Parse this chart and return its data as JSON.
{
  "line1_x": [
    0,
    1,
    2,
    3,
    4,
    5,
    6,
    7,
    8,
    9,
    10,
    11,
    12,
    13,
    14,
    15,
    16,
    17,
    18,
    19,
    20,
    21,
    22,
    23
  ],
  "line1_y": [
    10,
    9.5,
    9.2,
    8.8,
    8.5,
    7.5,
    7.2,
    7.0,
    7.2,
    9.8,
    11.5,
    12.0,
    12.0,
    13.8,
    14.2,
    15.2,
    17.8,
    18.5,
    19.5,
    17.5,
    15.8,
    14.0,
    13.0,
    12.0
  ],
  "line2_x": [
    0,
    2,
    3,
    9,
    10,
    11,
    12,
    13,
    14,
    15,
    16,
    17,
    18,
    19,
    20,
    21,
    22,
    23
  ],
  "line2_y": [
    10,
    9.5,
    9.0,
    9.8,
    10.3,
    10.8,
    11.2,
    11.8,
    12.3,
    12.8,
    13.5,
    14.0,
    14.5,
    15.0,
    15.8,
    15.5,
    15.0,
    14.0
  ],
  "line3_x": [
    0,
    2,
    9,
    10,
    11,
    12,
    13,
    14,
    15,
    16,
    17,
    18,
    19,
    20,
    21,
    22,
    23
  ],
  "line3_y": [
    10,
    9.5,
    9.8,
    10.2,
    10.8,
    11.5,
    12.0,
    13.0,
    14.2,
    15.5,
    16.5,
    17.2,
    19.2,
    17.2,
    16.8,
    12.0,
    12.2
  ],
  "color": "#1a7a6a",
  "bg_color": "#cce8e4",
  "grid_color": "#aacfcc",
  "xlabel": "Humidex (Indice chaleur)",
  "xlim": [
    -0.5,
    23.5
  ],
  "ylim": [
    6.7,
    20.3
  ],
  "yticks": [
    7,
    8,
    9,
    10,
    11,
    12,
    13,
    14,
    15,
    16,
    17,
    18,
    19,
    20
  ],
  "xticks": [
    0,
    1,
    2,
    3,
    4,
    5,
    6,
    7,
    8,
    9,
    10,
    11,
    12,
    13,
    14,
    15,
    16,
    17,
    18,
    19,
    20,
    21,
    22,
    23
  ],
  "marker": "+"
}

★ ★ ★

SHORT EXERCISE: Repeat every record exactly as written, please.

FINISHED ANSWER:
Parse this chart and return its data as JSON.
{
  "line1_x": [
    0,
    1,
    2,
    3,
    4,
    5,
    6,
    7,
    8,
    9,
    10,
    11,
    12,
    13,
    14,
    15,
    16,
    17,
    18,
    19,
    20,
    21,
    22,
    23
  ],
  "line1_y": [
    10,
    9.5,
    9.2,
    8.8,
    8.5,
    7.5,
    7.2,
    7.0,
    7.2,
    9.8,
    11.5,
    12.0,
    12.0,
    13.8,
    14.2,
    15.2,
    17.8,
    18.5,
    19.5,
    17.5,
    15.8,
    14.0,
    13.0,
    12.0
  ],
  "line2_x": [
    0,
    2,
    3,
    9,
    10,
    11,
    12,
    13,
    14,
    15,
    16,
    17,
    18,
    19,
    20,
    21,
    22,
    23
  ],
  "line2_y": [
    10,
    9.5,
    9.0,
    9.8,
    10.3,
    10.8,
    11.2,
    11.8,
    12.3,
    12.8,
    13.5,
    14.0,
    14.5,
    15.0,
    15.8,
    15.5,
    15.0,
    14.0
  ],
  "line3_x": [
    0,
    2,
    9,
    10,
    11,
    12,
    13,
    14,
    15,
    16,
    17,
    18,
    19,
    20,
    21,
    22,
    23
  ],
  "line3_y": [
    10,
    9.5,
    9.8,
    10.2,
    10.8,
    11.5,
    12.0,
    13.0,
    14.2,
    15.5,
    16.5,
    17.2,
    19.2,
    17.2,
    16.8,
    12.0,
    12.2
  ],
  "color": "#1a7a6a",
  "bg_color": "#cce8e4",
  "grid_color": "#aacfcc",
  "xlabel": "Humidex (Indice chaleur)",
  "xlim": [
    -0.5,
    23.5
  ],
  "ylim": [
    6.7,
    20.3
  ],
  "yticks": [
    7,
    8,
    9,
    10,
    11,
    12,
    13,
    14,
    15,
    16,
    17,
    18,
    19,
    20
  ],
  "xticks": [
    0,
    1,
    2,
    3,
    4,
    5,
    6,
    7,
    8,
    9,
    10,
    11,
    12,
    13,
    14,
    15,
    16,
    17,
    18,
    19,
    20,
    21,
    22,
    23
  ],
  "marker": "+"
}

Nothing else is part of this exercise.